JOB ▸ Could you give the data below again, exactly and completely?

MATERIAL TO PROCESS ▸
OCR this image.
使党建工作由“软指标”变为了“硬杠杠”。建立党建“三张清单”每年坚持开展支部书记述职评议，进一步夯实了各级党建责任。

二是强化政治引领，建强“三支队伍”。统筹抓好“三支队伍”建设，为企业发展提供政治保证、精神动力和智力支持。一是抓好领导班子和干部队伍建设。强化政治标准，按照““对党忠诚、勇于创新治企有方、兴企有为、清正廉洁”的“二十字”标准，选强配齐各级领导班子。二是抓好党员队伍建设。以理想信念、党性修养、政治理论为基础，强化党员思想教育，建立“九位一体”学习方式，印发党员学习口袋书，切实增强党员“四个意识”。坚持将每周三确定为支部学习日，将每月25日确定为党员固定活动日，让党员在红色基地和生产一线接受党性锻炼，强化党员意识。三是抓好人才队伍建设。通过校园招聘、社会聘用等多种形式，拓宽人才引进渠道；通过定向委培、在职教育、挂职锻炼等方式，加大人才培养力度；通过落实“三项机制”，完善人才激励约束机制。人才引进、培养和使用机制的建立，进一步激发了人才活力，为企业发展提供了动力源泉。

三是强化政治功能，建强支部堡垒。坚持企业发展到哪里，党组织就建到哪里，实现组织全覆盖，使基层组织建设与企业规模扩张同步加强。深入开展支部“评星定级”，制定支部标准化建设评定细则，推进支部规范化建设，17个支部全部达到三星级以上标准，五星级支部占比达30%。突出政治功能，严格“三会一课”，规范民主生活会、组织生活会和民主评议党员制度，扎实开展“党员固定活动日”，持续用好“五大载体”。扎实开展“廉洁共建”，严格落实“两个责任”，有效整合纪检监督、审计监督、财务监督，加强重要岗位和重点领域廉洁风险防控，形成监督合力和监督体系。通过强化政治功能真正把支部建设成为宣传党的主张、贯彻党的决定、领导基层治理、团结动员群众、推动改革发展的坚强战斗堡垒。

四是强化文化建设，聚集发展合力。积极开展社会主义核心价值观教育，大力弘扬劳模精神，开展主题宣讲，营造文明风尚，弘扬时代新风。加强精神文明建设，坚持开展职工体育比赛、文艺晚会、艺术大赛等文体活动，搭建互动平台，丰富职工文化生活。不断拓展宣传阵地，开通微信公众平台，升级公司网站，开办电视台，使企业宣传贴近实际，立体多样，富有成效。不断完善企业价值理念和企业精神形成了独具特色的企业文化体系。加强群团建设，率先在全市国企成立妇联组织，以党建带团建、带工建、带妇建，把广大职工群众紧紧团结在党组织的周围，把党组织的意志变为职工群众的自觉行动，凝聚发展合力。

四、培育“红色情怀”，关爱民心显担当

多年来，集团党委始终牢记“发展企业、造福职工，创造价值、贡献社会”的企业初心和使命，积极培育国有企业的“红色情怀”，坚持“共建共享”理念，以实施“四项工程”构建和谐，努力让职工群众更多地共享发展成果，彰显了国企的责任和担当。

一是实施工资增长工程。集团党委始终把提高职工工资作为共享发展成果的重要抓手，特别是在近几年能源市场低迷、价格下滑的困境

TASK ANSWER ▸
OCR this image.
使党建工作由“软指标”变为了“硬杠杠”。建立党建“三张清单”每年坚持开展支部书记述职评议，进一步夯实了各级党建责任。

二是强化政治引领，建强“三支队伍”。统筹抓好“三支队伍”建设，为企业发展提供政治保证、精神动力和智力支持。一是抓好领导班子和干部队伍建设。强化政治标准，按照““对党忠诚、勇于创新治企有方、兴企有为、清正廉洁”的“二十字”标准，选强配齐各级领导班子。二是抓好党员队伍建设。以理想信念、党性修养、政治理论为基础，强化党员思想教育，建立“九位一体”学习方式，印发党员学习口袋书，切实增强党员“四个意识”。坚持将每周三确定为支部学习日，将每月25日确定为党员固定活动日，让党员在红色基地和生产一线接受党性锻炼，强化党员意识。三是抓好人才队伍建设。通过校园招聘、社会聘用等多种形式，拓宽人才引进渠道；通过定向委培、在职教育、挂职锻炼等方式，加大人才培养力度；通过落实“三项机制”，完善人才激励约束机制。人才引进、培养和使用机制的建立，进一步激发了人才活力，为企业发展提供了动力源泉。

三是强化政治功能，建强支部堡垒。坚持企业发展到哪里，党组织就建到哪里，实现组织全覆盖，使基层组织建设与企业规模扩张同步加强。深入开展支部“评星定级”，制定支部标准化建设评定细则，推进支部规范化建设，17个支部全部达到三星级以上标准，五星级支部占比达30%。突出政治功能，严格“三会一课”，规范民主生活会、组织生活会和民主评议党员制度，扎实开展“党员固定活动日”，持续用好“五大载体”。扎实开展“廉洁共建”，严格落实“两个责任”，有效整合纪检监督、审计监督、财务监督，加强重要岗位和重点领域廉洁风险防控，形成监督合力和监督体系。通过强化政治功能真正把支部建设成为宣传党的主张、贯彻党的决定、领导基层治理、团结动员群众、推动改革发展的坚强战斗堡垒。

四是强化文化建设，聚集发展合力。积极开展社会主义核心价值观教育，大力弘扬劳模精神，开展主题宣讲，营造文明风尚，弘扬时代新风。加强精神文明建设，坚持开展职工体育比赛、文艺晚会、艺术大赛等文体活动，搭建互动平台，丰富职工文化生活。不断拓展宣传阵地，开通微信公众平台，升级公司网站，开办电视台，使企业宣传贴近实际，立体多样，富有成效。不断完善企业价值理念和企业精神形成了独具特色的企业文化体系。加强群团建设，率先在全市国企成立妇联组织，以党建带团建、带工建、带妇建，把广大职工群众紧紧团结在党组织的周围，把党组织的意志变为职工群众的自觉行动，凝聚发展合力。

四、培育“红色情怀”，关爱民心显担当

多年来，集团党委始终牢记“发展企业、造福职工，创造价值、贡献社会”的企业初心和使命，积极培育国有企业的“红色情怀”，坚持“共建共享”理念，以实施“四项工程”构建和谐，努力让职工群众更多地共享发展成果，彰显了国企的责任和担当。

一是实施工资增长工程。集团党委始终把提高职工工资作为共享发展成果的重要抓手，特别是在近几年能源市场低迷、价格下滑的困境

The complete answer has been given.